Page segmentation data
________________________________________

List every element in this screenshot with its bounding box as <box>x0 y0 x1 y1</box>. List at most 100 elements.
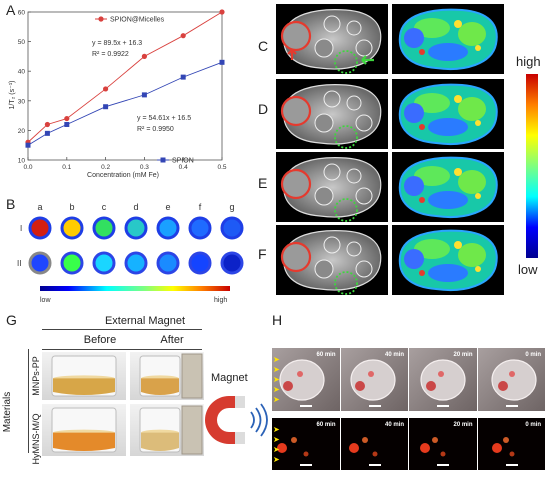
panel-label-d: D <box>258 101 269 117</box>
mri-grayscale-e <box>276 152 388 222</box>
time-label: 60 min <box>316 352 336 358</box>
mri-grayscale-d <box>276 79 388 149</box>
yellow-arrow-icon: ➤ <box>273 435 280 444</box>
row-label-mnps-pp: MNPs-PP <box>31 356 41 396</box>
column-label: b <box>69 202 74 212</box>
data-point-micelles <box>64 115 70 122</box>
series-line-micelles <box>27 11 223 143</box>
tumor-circle-red <box>280 20 312 52</box>
panel-label-b: B <box>6 196 16 212</box>
legend-marker-spion <box>160 157 166 163</box>
data-point-spion <box>219 59 225 65</box>
vial-mnps-after <box>130 352 204 400</box>
time-label: 40 min <box>384 352 404 358</box>
data-point-micelles <box>219 9 225 15</box>
scale-bar <box>437 464 450 466</box>
column-label: e <box>165 202 170 212</box>
data-point-spion <box>180 74 186 80</box>
tumor-circle-red <box>280 95 312 127</box>
phantom-dot-row1 <box>60 216 84 240</box>
y-tick-label: 40 <box>18 69 26 76</box>
phantom-scale-low: low <box>40 297 51 304</box>
phantom-dot-row1 <box>124 216 148 240</box>
brightfield-tile-0: 60 min ➤ ➤ ➤ ➤ ➤ <box>272 348 340 411</box>
column-label: c <box>102 202 107 212</box>
phantom-dot-row2 <box>60 251 84 275</box>
panel-label-f: F <box>258 246 267 262</box>
data-point-micelles <box>103 86 109 92</box>
x-tick-label: 0.5 <box>217 164 226 171</box>
time-label: 0 min <box>525 422 541 428</box>
panel-label-a: A <box>6 2 16 18</box>
yellow-arrow-icon: ➤ <box>273 375 280 384</box>
column-label: d <box>133 202 138 212</box>
scale-bar <box>505 405 518 407</box>
equation-micelles: y = 89.5x + 16.3 <box>92 40 142 47</box>
region-circle-green <box>334 271 358 295</box>
legend-marker-micelles <box>98 16 104 22</box>
mri-grayscale-f <box>276 225 388 295</box>
scale-bar <box>505 464 518 466</box>
y-axis-label: 1/T₂ (s⁻¹) <box>9 81 16 110</box>
vial-hymns-after <box>130 404 204 456</box>
time-label: 0 min <box>525 352 541 358</box>
yellow-arrow-icon: ➤ <box>273 425 280 434</box>
brightfield-tile-3: 0 min <box>477 348 545 411</box>
panel-label-c: C <box>258 38 269 54</box>
vial-hymns-before <box>42 404 126 456</box>
data-point-micelles <box>44 121 51 128</box>
materials-rule <box>28 349 29 453</box>
panel-label-e: E <box>258 175 268 191</box>
x-tick-label: 0.4 <box>179 164 188 171</box>
phantom-colorbar <box>40 286 230 291</box>
x-tick-label: 0.3 <box>140 164 149 171</box>
phantom-dot-row2 <box>156 251 180 275</box>
g-header-rule <box>42 329 202 330</box>
phantom-dot-row2 <box>124 251 148 275</box>
phantom-dot-row2 <box>188 251 212 275</box>
x-tick-label: 0.0 <box>23 164 32 171</box>
mri-colormap-f <box>392 225 504 295</box>
tumor-circle-red <box>280 241 312 273</box>
y-tick-label: 20 <box>18 128 26 135</box>
data-point-spion <box>44 130 50 136</box>
y-tick-label: 50 <box>18 39 26 46</box>
legend-label-spion: SPION <box>172 158 194 165</box>
colorbar-low-label: low <box>518 262 538 277</box>
row-label-i: I <box>20 224 22 233</box>
column-label: a <box>37 202 42 212</box>
phantom-dot-row2 <box>92 251 116 275</box>
panel-label-g: G <box>6 312 17 328</box>
phantom-dot-row1 <box>156 216 180 240</box>
y-tick-label: 30 <box>18 98 26 105</box>
after-label: After <box>160 334 184 346</box>
data-point-micelles <box>141 53 147 60</box>
phantom-dot-row2 <box>220 251 244 275</box>
yellow-arrow-icon: ➤ <box>273 395 280 404</box>
mri-colorbar <box>526 74 538 258</box>
series-line-spion <box>27 61 223 146</box>
materials-label: Materials <box>2 391 13 433</box>
fluorescence-tile-0: 60 min ➤ ➤ ➤ ➤ <box>272 418 340 470</box>
legend-label-micelles: SPION@Micelles <box>110 17 165 24</box>
plot-area <box>27 11 223 161</box>
x-axis-label: Concentration (mM Fe) <box>87 172 159 179</box>
phantom-scale-high: high <box>214 297 227 304</box>
tumor-circle-red <box>280 168 312 200</box>
yellow-arrow-icon: ➤ <box>273 365 280 374</box>
mri-grayscale-c <box>276 4 388 74</box>
scale-bar <box>300 405 313 407</box>
time-label: 40 min <box>384 422 404 428</box>
phantom-dot-row1 <box>188 216 212 240</box>
fluorescence-tile-1: 40 min <box>340 418 408 470</box>
brightfield-tile-1: 40 min <box>340 348 408 411</box>
phantom-dot-row1 <box>220 216 244 240</box>
mri-colormap-c <box>392 4 504 74</box>
colorbar-high-label: high <box>516 54 541 69</box>
phantom-dot-row2 <box>28 251 52 275</box>
data-point-spion <box>103 104 109 110</box>
data-point-spion <box>141 92 147 98</box>
time-label: 60 min <box>316 422 336 428</box>
r2-relaxivity-chart: 0.0 0.1 0.2 0.3 0.4 0.5 10 20 30 40 50 60 1/T₂ (s⁻¹… <box>9 9 227 179</box>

________________________________________

• _EXERCISE DETAILS_
Reproduce every record above exactly as given, excluding pictures from the result.

• _YOUR RESPONSE_
List every element in this screenshot with its bounding box as <box>x0 y0 x1 y1</box>. List at most 100 elements.
panel-label-d: D <box>258 101 269 117</box>
mri-grayscale-e <box>276 152 388 222</box>
time-label: 60 min <box>316 352 336 358</box>
mri-grayscale-d <box>276 79 388 149</box>
yellow-arrow-icon: ➤ <box>273 435 280 444</box>
row-label-mnps-pp: MNPs-PP <box>31 356 41 396</box>
column-label: b <box>69 202 74 212</box>
data-point-micelles <box>64 115 70 122</box>
series-line-micelles <box>27 11 223 143</box>
tumor-circle-red <box>280 20 312 52</box>
panel-label-b: B <box>6 196 16 212</box>
legend-marker-spion <box>160 157 166 163</box>
data-point-spion <box>219 59 225 65</box>
vial-mnps-after <box>130 352 204 400</box>
time-label: 40 min <box>384 352 404 358</box>
data-point-micelles <box>219 9 225 15</box>
scale-bar <box>437 464 450 466</box>
column-label: e <box>165 202 170 212</box>
data-point-spion <box>180 74 186 80</box>
tumor-circle-red <box>280 95 312 127</box>
phantom-dot-row1 <box>60 216 84 240</box>
y-tick-label: 40 <box>18 69 26 76</box>
phantom-scale-low: low <box>40 297 51 304</box>
phantom-dot-row1 <box>124 216 148 240</box>
brightfield-tile-0: 60 min ➤ ➤ ➤ ➤ ➤ <box>272 348 340 411</box>
column-label: c <box>102 202 107 212</box>
phantom-dot-row2 <box>60 251 84 275</box>
panel-label-f: F <box>258 246 267 262</box>
data-point-micelles <box>103 86 109 92</box>
x-tick-label: 0.5 <box>217 164 226 171</box>
time-label: 0 min <box>525 422 541 428</box>
panel-label-a: A <box>6 2 16 18</box>
yellow-arrow-icon: ➤ <box>273 375 280 384</box>
column-label: d <box>133 202 138 212</box>
scale-bar <box>505 405 518 407</box>
equation-micelles: y = 89.5x + 16.3 <box>92 40 142 47</box>
region-circle-green <box>334 271 358 295</box>
legend-marker-micelles <box>98 16 104 22</box>
mri-grayscale-f <box>276 225 388 295</box>
scale-bar <box>505 464 518 466</box>
y-axis-label: 1/T₂ (s⁻¹) <box>9 81 16 110</box>
vial-hymns-after <box>130 404 204 456</box>
time-label: 0 min <box>525 352 541 358</box>
yellow-arrow-icon: ➤ <box>273 425 280 434</box>
brightfield-tile-3: 0 min <box>477 348 545 411</box>
panel-label-c: C <box>258 38 269 54</box>
vial-hymns-before <box>42 404 126 456</box>
data-point-micelles <box>44 121 51 128</box>
materials-rule <box>28 349 29 453</box>
panel-label-e: E <box>258 175 268 191</box>
x-tick-label: 0.4 <box>179 164 188 171</box>
phantom-colorbar <box>40 286 230 291</box>
x-tick-label: 0.3 <box>140 164 149 171</box>
phantom-dot-row2 <box>156 251 180 275</box>
g-header-rule <box>42 329 202 330</box>
phantom-dot-row2 <box>124 251 148 275</box>
phantom-dot-row2 <box>188 251 212 275</box>
x-tick-label: 0.0 <box>23 164 32 171</box>
mri-colormap-f <box>392 225 504 295</box>
tumor-circle-red <box>280 241 312 273</box>
y-tick-label: 20 <box>18 128 26 135</box>
data-point-spion <box>44 130 50 136</box>
y-tick-label: 50 <box>18 39 26 46</box>
legend-label-spion: SPION <box>172 158 194 165</box>
colorbar-low-label: low <box>518 262 538 277</box>
row-label-i: I <box>20 224 22 233</box>
column-label: a <box>37 202 42 212</box>
phantom-dot-row2 <box>92 251 116 275</box>
panel-label-g: G <box>6 312 17 328</box>
phantom-dot-row1 <box>156 216 180 240</box>
y-tick-label: 30 <box>18 98 26 105</box>
after-label: After <box>160 334 184 346</box>
data-point-micelles <box>141 53 147 60</box>
phantom-dot-row2 <box>220 251 244 275</box>
yellow-arrow-icon: ➤ <box>273 395 280 404</box>
mri-colorbar <box>526 74 538 258</box>
series-line-spion <box>27 61 223 146</box>
materials-label: Materials <box>2 391 13 433</box>
fluorescence-tile-0: 60 min ➤ ➤ ➤ ➤ <box>272 418 340 470</box>
legend-label-micelles: SPION@Micelles <box>110 17 165 24</box>
plot-area <box>27 11 223 161</box>
x-axis-label: Concentration (mM Fe) <box>87 172 159 179</box>
phantom-scale-high: high <box>214 297 227 304</box>
tumor-circle-red <box>280 168 312 200</box>
yellow-arrow-icon: ➤ <box>273 365 280 374</box>
mri-grayscale-c <box>276 4 388 74</box>
scale-bar <box>300 405 313 407</box>
time-label: 40 min <box>384 422 404 428</box>
phantom-dot-row1 <box>188 216 212 240</box>
fluorescence-tile-1: 40 min <box>340 418 408 470</box>
brightfield-tile-1: 40 min <box>340 348 408 411</box>
phantom-dot-row1 <box>220 216 244 240</box>
mri-colormap-c <box>392 4 504 74</box>
colorbar-high-label: high <box>516 54 541 69</box>
phantom-dot-row2 <box>28 251 52 275</box>
data-point-spion <box>103 104 109 110</box>
data-point-spion <box>141 92 147 98</box>
time-label: 60 min <box>316 422 336 428</box>
r2-relaxivity-chart: 0.0 0.1 0.2 0.3 0.4 0.5 10 20 30 40 50 60 1/T₂ (s⁻¹… <box>9 9 227 179</box>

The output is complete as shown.